■ **Task brief**
Extract the full set of records, then give each one again exactly.

■ **Input for this task**
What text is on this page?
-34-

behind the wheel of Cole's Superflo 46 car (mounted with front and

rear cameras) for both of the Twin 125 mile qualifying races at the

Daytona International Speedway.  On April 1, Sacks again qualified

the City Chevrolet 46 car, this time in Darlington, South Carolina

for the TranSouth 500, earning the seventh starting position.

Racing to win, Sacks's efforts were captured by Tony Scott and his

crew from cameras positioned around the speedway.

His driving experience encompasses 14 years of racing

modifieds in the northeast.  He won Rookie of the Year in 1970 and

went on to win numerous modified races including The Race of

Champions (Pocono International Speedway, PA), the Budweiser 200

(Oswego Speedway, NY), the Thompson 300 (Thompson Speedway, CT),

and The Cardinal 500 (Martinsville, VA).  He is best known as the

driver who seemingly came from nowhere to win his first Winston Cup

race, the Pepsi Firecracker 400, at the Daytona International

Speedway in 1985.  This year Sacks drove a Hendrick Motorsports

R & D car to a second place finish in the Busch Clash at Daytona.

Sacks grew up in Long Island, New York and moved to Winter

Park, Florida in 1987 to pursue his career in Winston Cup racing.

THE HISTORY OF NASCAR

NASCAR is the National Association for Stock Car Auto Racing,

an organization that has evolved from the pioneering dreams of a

■ **Response for this exercise**
What text is on this page?
-34-

behind the wheel of Cole's Superflo 46 car (mounted with front and

rear cameras) for both of the Twin 125 mile qualifying races at the

Daytona International Speedway.  On April 1, Sacks again qualified

the City Chevrolet 46 car, this time in Darlington, South Carolina

for the TranSouth 500, earning the seventh starting position.

Racing to win, Sacks's efforts were captured by Tony Scott and his

crew from cameras positioned around the speedway.

His driving experience encompasses 14 years of racing

modifieds in the northeast.  He won Rookie of the Year in 1970 and

went on to win numerous modified races including The Race of

Champions (Pocono International Speedway, PA), the Budweiser 200

(Oswego Speedway, NY), the Thompson 300 (Thompson Speedway, CT),

and The Cardinal 500 (Martinsville, VA).  He is best known as the

driver who seemingly came from nowhere to win his first Winston Cup

race, the Pepsi Firecracker 400, at the Daytona International

Speedway in 1985.  This year Sacks drove a Hendrick Motorsports

R & D car to a second place finish in the Busch Clash at Daytona.

Sacks grew up in Long Island, New York and moved to Winter

Park, Florida in 1987 to pursue his career in Winston Cup racing.

THE HISTORY OF NASCAR

NASCAR is the National Association for Stock Car Auto Racing,

an organization that has evolved from the pioneering dreams of a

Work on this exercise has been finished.